Records from a dataset
..............................

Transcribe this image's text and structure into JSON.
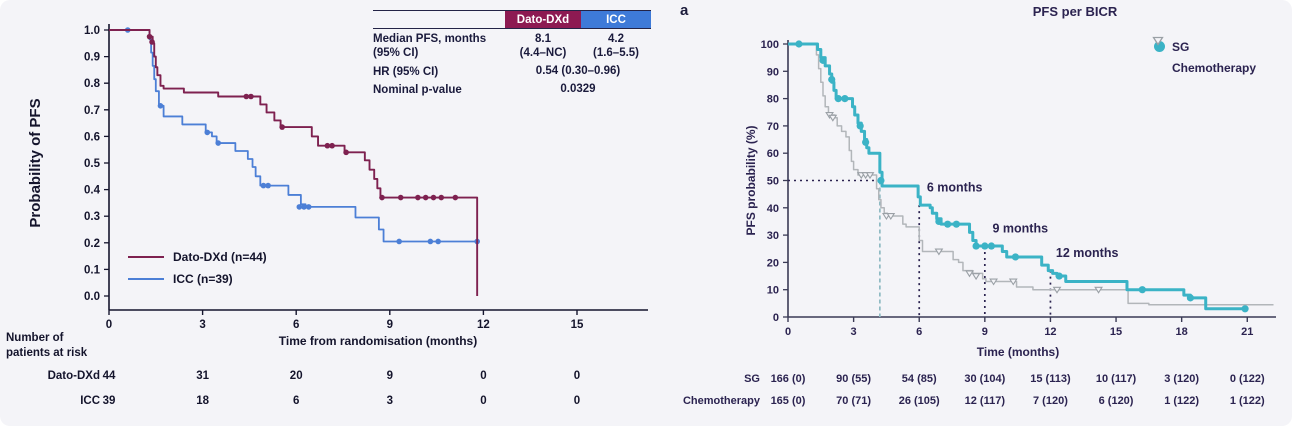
{
  "page": {
    "background": "#f4f4f8"
  },
  "chart_data": [
    {
      "id": "left-km",
      "type": "line",
      "subtype": "kaplan-meier-step",
      "title": "",
      "xlabel": "Time from randomisation (months)",
      "ylabel": "Probability of PFS",
      "xlim": [
        0,
        17.2
      ],
      "ylim": [
        0,
        1.0
      ],
      "xticks": [
        0,
        3,
        6,
        9,
        12,
        15
      ],
      "yticks": [
        0.0,
        0.1,
        0.2,
        0.3,
        0.4,
        0.5,
        0.6,
        0.7,
        0.8,
        0.9,
        1.0
      ],
      "grid": false,
      "legend_position": "inside-lower-left",
      "series": [
        {
          "name": "ICC (n=39)",
          "color": "#4c7fd6",
          "marker": "dot",
          "points": [
            [
              0,
              1.0
            ],
            [
              1.2,
              1.0
            ],
            [
              1.3,
              0.965
            ],
            [
              1.35,
              0.915
            ],
            [
              1.4,
              0.865
            ],
            [
              1.45,
              0.815
            ],
            [
              1.5,
              0.77
            ],
            [
              1.6,
              0.715
            ],
            [
              1.75,
              0.675
            ],
            [
              2.25,
              0.675
            ],
            [
              2.35,
              0.645
            ],
            [
              3.0,
              0.645
            ],
            [
              3.1,
              0.615
            ],
            [
              3.3,
              0.6
            ],
            [
              3.45,
              0.575
            ],
            [
              3.95,
              0.575
            ],
            [
              4.05,
              0.545
            ],
            [
              4.35,
              0.545
            ],
            [
              4.45,
              0.515
            ],
            [
              4.6,
              0.485
            ],
            [
              4.7,
              0.45
            ],
            [
              4.85,
              0.415
            ],
            [
              5.6,
              0.415
            ],
            [
              5.75,
              0.38
            ],
            [
              6.05,
              0.38
            ],
            [
              6.15,
              0.345
            ],
            [
              6.3,
              0.335
            ],
            [
              7.75,
              0.335
            ],
            [
              7.9,
              0.295
            ],
            [
              8.55,
              0.295
            ],
            [
              8.65,
              0.25
            ],
            [
              8.8,
              0.205
            ],
            [
              11.8,
              0.205
            ]
          ],
          "censors": [
            [
              0.6,
              1.0
            ],
            [
              1.65,
              0.715
            ],
            [
              3.15,
              0.615
            ],
            [
              3.5,
              0.575
            ],
            [
              4.95,
              0.415
            ],
            [
              5.1,
              0.415
            ],
            [
              6.1,
              0.335
            ],
            [
              6.25,
              0.335
            ],
            [
              6.4,
              0.335
            ],
            [
              9.3,
              0.205
            ],
            [
              10.3,
              0.205
            ],
            [
              10.55,
              0.205
            ],
            [
              11.8,
              0.205
            ]
          ]
        },
        {
          "name": "Dato-DXd (n=44)",
          "color": "#7e2150",
          "marker": "dot",
          "points": [
            [
              0,
              1.0
            ],
            [
              1.25,
              1.0
            ],
            [
              1.3,
              0.975
            ],
            [
              1.4,
              0.95
            ],
            [
              1.45,
              0.9
            ],
            [
              1.5,
              0.86
            ],
            [
              1.55,
              0.83
            ],
            [
              1.65,
              0.79
            ],
            [
              1.75,
              0.78
            ],
            [
              2.3,
              0.78
            ],
            [
              2.4,
              0.765
            ],
            [
              3.4,
              0.765
            ],
            [
              3.5,
              0.75
            ],
            [
              4.7,
              0.75
            ],
            [
              4.85,
              0.72
            ],
            [
              5.05,
              0.69
            ],
            [
              5.3,
              0.66
            ],
            [
              5.5,
              0.635
            ],
            [
              6.3,
              0.635
            ],
            [
              6.5,
              0.6
            ],
            [
              6.7,
              0.565
            ],
            [
              7.4,
              0.565
            ],
            [
              7.55,
              0.54
            ],
            [
              8.1,
              0.54
            ],
            [
              8.2,
              0.51
            ],
            [
              8.35,
              0.475
            ],
            [
              8.5,
              0.44
            ],
            [
              8.6,
              0.405
            ],
            [
              8.7,
              0.37
            ],
            [
              11.8,
              0.37
            ],
            [
              11.8,
              0.0
            ]
          ],
          "censors": [
            [
              1.3,
              0.975
            ],
            [
              1.38,
              0.955
            ],
            [
              4.4,
              0.75
            ],
            [
              4.55,
              0.75
            ],
            [
              5.55,
              0.635
            ],
            [
              7.0,
              0.565
            ],
            [
              7.15,
              0.565
            ],
            [
              7.6,
              0.54
            ],
            [
              8.75,
              0.37
            ],
            [
              9.35,
              0.37
            ],
            [
              9.9,
              0.37
            ],
            [
              10.15,
              0.37
            ],
            [
              10.4,
              0.37
            ],
            [
              10.65,
              0.37
            ],
            [
              11.1,
              0.37
            ]
          ]
        }
      ],
      "inset_table": {
        "col1": "Dato-DXd",
        "col2": "ICC",
        "col1_bg": "#8d1a52",
        "col2_bg": "#3e7ad8",
        "r1_label": "Median PFS, months",
        "r1_label2": "(95% CI)",
        "r1_c1": "8.1",
        "r1_c1b": "(4.4–NC)",
        "r1_c2": "4.2",
        "r1_c2b": "(1.6–5.5)",
        "r2_label": "HR (95% CI)",
        "r2_value": "0.54 (0.30–0.96)",
        "r3_label": "Nominal p-value",
        "r3_value": "0.0329"
      },
      "risk_table": {
        "header_line1": "Number of",
        "header_line2": "patients at risk",
        "rows": [
          {
            "label": "Dato-DXd",
            "values": [
              "44",
              "31",
              "20",
              "9",
              "0",
              "0"
            ]
          },
          {
            "label": "ICC",
            "values": [
              "39",
              "18",
              "6",
              "3",
              "0",
              "0"
            ]
          }
        ]
      }
    },
    {
      "id": "right-km",
      "type": "line",
      "subtype": "kaplan-meier-step",
      "panel_label": "a",
      "title": "PFS per BICR",
      "xlabel": "Time (months)",
      "ylabel": "PFS probability (%)",
      "xlim": [
        0,
        22.3
      ],
      "ylim": [
        0,
        100
      ],
      "xticks": [
        0,
        3,
        6,
        9,
        12,
        15,
        18,
        21
      ],
      "yticks": [
        0,
        10,
        20,
        30,
        40,
        50,
        60,
        70,
        80,
        90,
        100
      ],
      "grid": false,
      "legend_position": "outside-upper-right",
      "series": [
        {
          "name": "Chemotherapy",
          "color": "#b2b6ba",
          "marker": "triangle-down",
          "marker_stroke": "#9aa0a6",
          "points": [
            [
              0,
              100
            ],
            [
              1.2,
              100
            ],
            [
              1.3,
              96
            ],
            [
              1.4,
              91
            ],
            [
              1.5,
              86
            ],
            [
              1.6,
              81
            ],
            [
              1.7,
              77
            ],
            [
              1.85,
              74
            ],
            [
              2.15,
              73
            ],
            [
              2.25,
              70
            ],
            [
              2.45,
              68
            ],
            [
              2.65,
              66
            ],
            [
              2.8,
              61
            ],
            [
              2.9,
              57
            ],
            [
              3.0,
              54
            ],
            [
              3.2,
              52
            ],
            [
              3.95,
              52
            ],
            [
              4.05,
              47
            ],
            [
              4.15,
              43
            ],
            [
              4.25,
              40
            ],
            [
              4.4,
              38
            ],
            [
              4.55,
              37
            ],
            [
              5.1,
              37
            ],
            [
              5.25,
              34
            ],
            [
              5.4,
              33
            ],
            [
              5.9,
              33
            ],
            [
              6.0,
              28
            ],
            [
              6.15,
              24
            ],
            [
              7.3,
              24
            ],
            [
              7.55,
              21
            ],
            [
              7.8,
              20
            ],
            [
              8.0,
              17
            ],
            [
              8.45,
              16
            ],
            [
              8.9,
              14
            ],
            [
              9.05,
              13
            ],
            [
              10.2,
              13
            ],
            [
              10.45,
              11
            ],
            [
              11.2,
              10
            ],
            [
              15.3,
              10
            ],
            [
              15.55,
              5
            ],
            [
              16.5,
              4.5
            ],
            [
              22.2,
              4.5
            ]
          ],
          "censors": [
            [
              1.9,
              74
            ],
            [
              2.05,
              73
            ],
            [
              3.35,
              52
            ],
            [
              3.55,
              52
            ],
            [
              3.75,
              52
            ],
            [
              4.5,
              37
            ],
            [
              4.7,
              37
            ],
            [
              6.9,
              24
            ],
            [
              8.3,
              16
            ],
            [
              8.6,
              15
            ],
            [
              9.4,
              13
            ],
            [
              10.3,
              13
            ],
            [
              12.3,
              10
            ],
            [
              14.2,
              10
            ]
          ]
        },
        {
          "name": "SG",
          "color": "#3bb3c6",
          "marker": "circle",
          "points": [
            [
              0,
              100
            ],
            [
              1.2,
              100
            ],
            [
              1.35,
              98
            ],
            [
              1.5,
              95
            ],
            [
              1.7,
              92
            ],
            [
              1.9,
              89
            ],
            [
              2.0,
              86
            ],
            [
              2.1,
              83
            ],
            [
              2.2,
              80
            ],
            [
              2.85,
              80
            ],
            [
              2.95,
              77
            ],
            [
              3.05,
              74
            ],
            [
              3.2,
              71
            ],
            [
              3.35,
              68
            ],
            [
              3.5,
              65
            ],
            [
              3.6,
              62
            ],
            [
              3.7,
              60
            ],
            [
              4.1,
              60
            ],
            [
              4.2,
              53
            ],
            [
              4.3,
              48
            ],
            [
              5.8,
              48
            ],
            [
              5.95,
              44
            ],
            [
              6.05,
              41
            ],
            [
              6.5,
              40
            ],
            [
              6.6,
              38
            ],
            [
              6.8,
              36
            ],
            [
              7.0,
              34
            ],
            [
              8.2,
              34
            ],
            [
              8.3,
              31
            ],
            [
              8.45,
              28
            ],
            [
              8.6,
              26
            ],
            [
              9.6,
              26
            ],
            [
              9.8,
              24
            ],
            [
              10.0,
              22
            ],
            [
              11.4,
              22
            ],
            [
              11.6,
              19
            ],
            [
              11.9,
              17
            ],
            [
              12.1,
              16
            ],
            [
              12.3,
              15
            ],
            [
              12.7,
              13
            ],
            [
              15.3,
              13
            ],
            [
              15.5,
              10
            ],
            [
              17.9,
              10
            ],
            [
              18.1,
              8
            ],
            [
              18.4,
              7
            ],
            [
              18.9,
              7
            ],
            [
              19.1,
              3
            ],
            [
              20.9,
              3
            ]
          ],
          "censors": [
            [
              0.5,
              100
            ],
            [
              1.6,
              94
            ],
            [
              2.0,
              87
            ],
            [
              2.3,
              80
            ],
            [
              2.6,
              80
            ],
            [
              3.3,
              70
            ],
            [
              3.55,
              64
            ],
            [
              4.25,
              50
            ],
            [
              6.9,
              35
            ],
            [
              7.3,
              34
            ],
            [
              7.7,
              34
            ],
            [
              8.6,
              26
            ],
            [
              9.0,
              26
            ],
            [
              9.3,
              26
            ],
            [
              10.4,
              22
            ],
            [
              12.4,
              15
            ],
            [
              16.2,
              10
            ],
            [
              18.4,
              7
            ],
            [
              20.9,
              3
            ]
          ]
        }
      ],
      "reference_lines": {
        "median_horizontal": {
          "y": 50,
          "x_start": 0,
          "x_end": 4.2,
          "color": "#2b2350"
        },
        "median_vertical": {
          "x": 4.2,
          "y_top": 50,
          "color": "#8fbac3"
        },
        "month_verticals": [
          {
            "x": 6,
            "y_top": 41,
            "color": "#2b2350"
          },
          {
            "x": 9,
            "y_top": 26,
            "color": "#2b2350"
          },
          {
            "x": 12,
            "y_top": 17,
            "color": "#2b2350"
          }
        ]
      },
      "annotations": [
        {
          "text": "6 months",
          "x": 6.35,
          "y": 46
        },
        {
          "text": "9 months",
          "x": 9.35,
          "y": 31
        },
        {
          "text": "12 months",
          "x": 12.25,
          "y": 22
        }
      ],
      "risk_table": {
        "rows": [
          {
            "label": "SG",
            "values": [
              "166 (0)",
              "90 (55)",
              "54 (85)",
              "30 (104)",
              "15 (113)",
              "10 (117)",
              "3 (120)",
              "0 (122)"
            ]
          },
          {
            "label": "Chemotherapy",
            "values": [
              "165 (0)",
              "70 (71)",
              "26 (105)",
              "12 (117)",
              "7 (120)",
              "6 (120)",
              "1 (122)",
              "1 (122)"
            ]
          }
        ]
      }
    }
  ]
}
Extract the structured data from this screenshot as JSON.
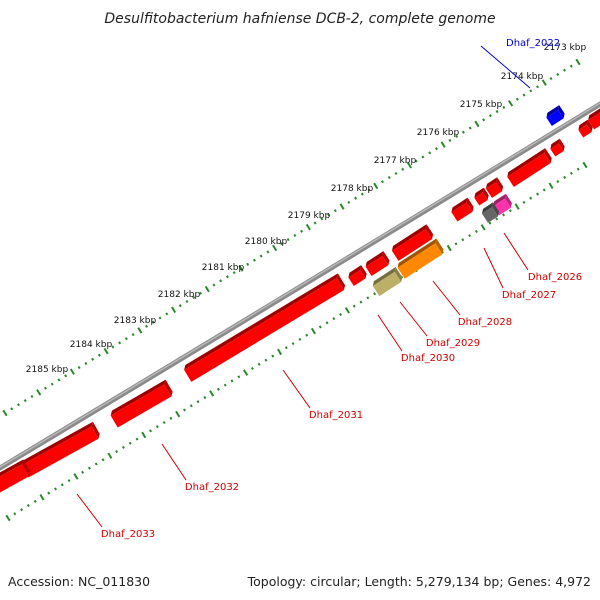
{
  "title": "Desulfitobacterium hafniense DCB-2, complete genome",
  "footer": {
    "accession": "Accession: NC_011830",
    "topology": "Topology: circular; Length: 5,279,134 bp; Genes: 4,972"
  },
  "colors": {
    "backbone": "#8a8a8a",
    "gene_default": "#ff0000",
    "tick_marks": "#2a8a2a",
    "label_red": "#cc0000",
    "label_blue": "#0000cc"
  },
  "scale_ticks": [
    "2173 kbp",
    "2174 kbp",
    "2175 kbp",
    "2176 kbp",
    "2177 kbp",
    "2178 kbp",
    "2179 kbp",
    "2180 kbp",
    "2181 kbp",
    "2182 kbp",
    "2183 kbp",
    "2184 kbp",
    "2185 kbp"
  ],
  "genes": [
    {
      "id": "Dhaf_2022",
      "color": "#0000ff",
      "label_color": "#0000cc"
    },
    {
      "id": "Dhaf_2026",
      "color": "#ff33aa",
      "label_color": "#cc0000"
    },
    {
      "id": "Dhaf_2027",
      "color": "#666666",
      "label_color": "#cc0000"
    },
    {
      "id": "Dhaf_2028",
      "color": "#ff8800",
      "label_color": "#cc0000"
    },
    {
      "id": "Dhaf_2029",
      "color": "#bbb066",
      "label_color": "#cc0000"
    },
    {
      "id": "Dhaf_2030",
      "color": "#ff0000",
      "label_color": "#cc0000"
    },
    {
      "id": "Dhaf_2031",
      "color": "#ff0000",
      "label_color": "#cc0000"
    },
    {
      "id": "Dhaf_2032",
      "color": "#ff0000",
      "label_color": "#cc0000"
    },
    {
      "id": "Dhaf_2033",
      "color": "#ff0000",
      "label_color": "#cc0000"
    }
  ]
}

..............................

Task details:
Above are the entries; copy out every line among them that contains the word "Chemotherapy".

Solution to this task:
          "name": "Chemotherapy",
            "label": "Chemotherapy",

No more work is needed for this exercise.